◆ **Problems to work on**
a - In the post about the Kafka Streams join, which field appears in the Topic 2 key but not in the Topic 1 key?
b - Write the next part of the post about the Kafka Streams join that isn't triggering, picking up right after its last sentence.
* Begin Text to read *
I’ve 2 topics(actually more but keeping it simple here) which I am joining using Streams DSL and once joined, publishing data to downstream.
I am creating a KTable on top of Topic 1 and storing it into a named state store. Key for Topic1 looks like below:
{ sourceCode:"WXYZ",
platformCode:"ABCD",
transactionIdentifier:"012345:01:55555:12345000:1"
}
I am seeing the data in changelog topic as expected.
There is a KStream on top of topic 2. Key for Topic2 looks like below:
{ sourceCode:"WXYZ",
platformCode:"ABCD",
transactionIdentifier:"012345:01:55555:12345000:1"
lineIdentifier:"1"
}
I am rekeying as well as aggregating data from topic 2 and putting it into another named state store as there is 1-Many relationship between data in topic1 and topic2. After rekeying the data, key in topic 2 looks same as the key for topic 1. I can see both rekeyed data in the repartition topic as well as the aggregated data in changelog topic as expected. However, the join isn’t getting triggered.
* End Text to read *
* Begin Data section *
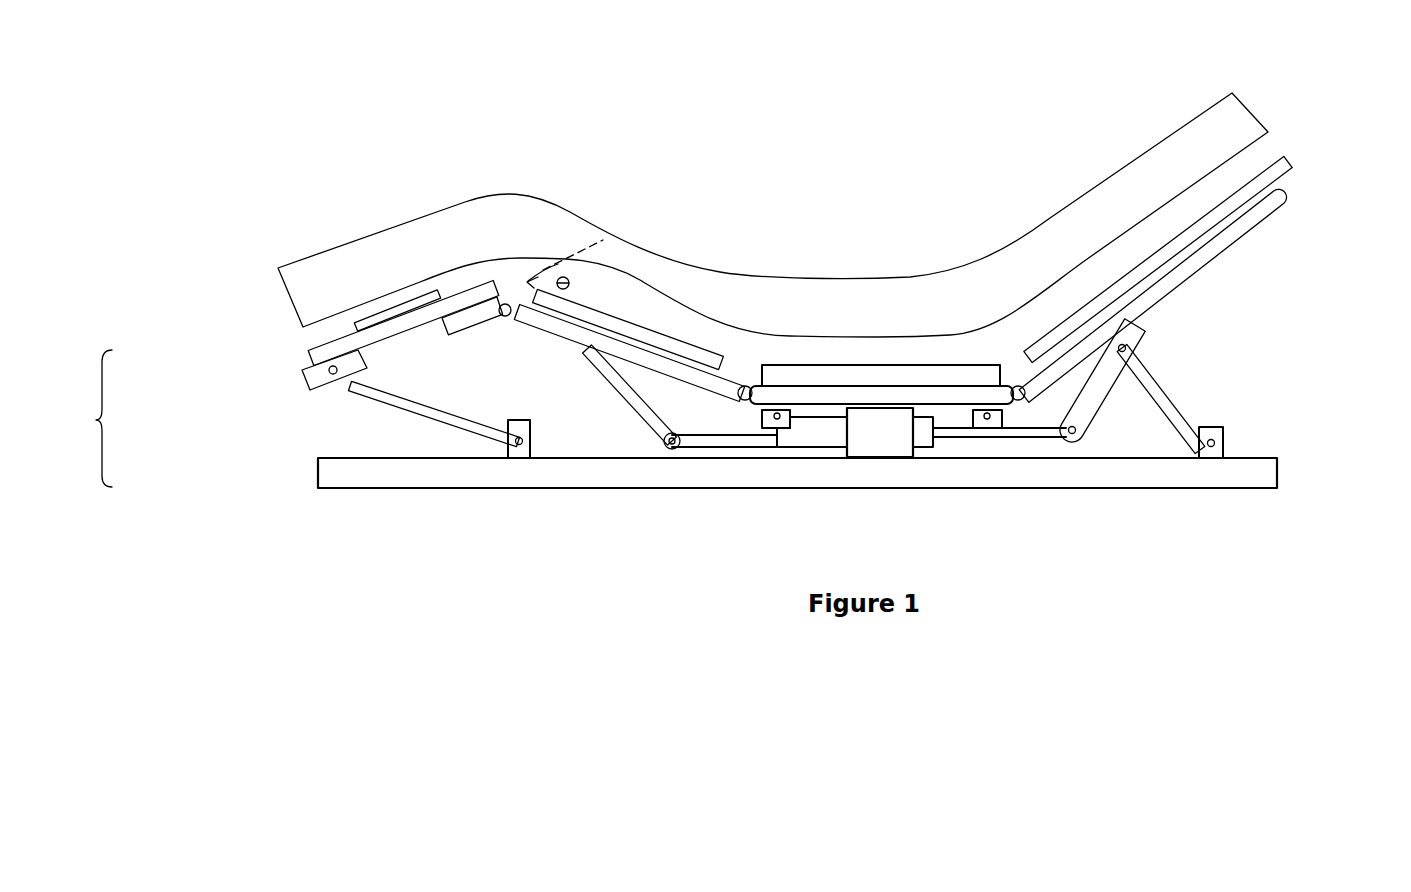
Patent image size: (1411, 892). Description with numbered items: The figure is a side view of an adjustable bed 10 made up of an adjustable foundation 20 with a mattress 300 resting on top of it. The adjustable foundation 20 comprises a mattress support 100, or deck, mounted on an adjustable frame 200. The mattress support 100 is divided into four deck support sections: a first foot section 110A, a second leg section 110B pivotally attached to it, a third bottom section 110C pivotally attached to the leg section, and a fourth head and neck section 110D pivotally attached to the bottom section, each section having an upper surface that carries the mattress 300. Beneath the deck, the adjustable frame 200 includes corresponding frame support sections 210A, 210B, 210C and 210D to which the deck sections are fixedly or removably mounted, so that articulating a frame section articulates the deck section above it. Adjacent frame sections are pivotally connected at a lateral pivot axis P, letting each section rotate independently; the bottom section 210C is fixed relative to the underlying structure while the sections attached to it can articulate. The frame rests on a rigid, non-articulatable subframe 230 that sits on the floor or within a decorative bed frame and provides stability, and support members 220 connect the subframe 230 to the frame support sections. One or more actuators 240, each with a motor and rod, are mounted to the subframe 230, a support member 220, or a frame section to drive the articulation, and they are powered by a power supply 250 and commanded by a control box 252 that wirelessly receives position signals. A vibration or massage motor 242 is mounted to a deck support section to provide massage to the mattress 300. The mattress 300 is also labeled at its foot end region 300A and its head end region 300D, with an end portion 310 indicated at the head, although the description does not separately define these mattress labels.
* End Data section *
◆ **Answers for this exercise**
a - lineIdentifier

b -
Other key details –
- Data in all topics is in Avro format.
- I am using Java/Spring Boot.
- I've left default settings on commit.interval.ms and cache.max.bytes.buffering
Any pointers to what I could be doing wrong here?
Edit 1: I looked into data partitions and looks like one ended up on 14 and the other 20. I also found a similar question.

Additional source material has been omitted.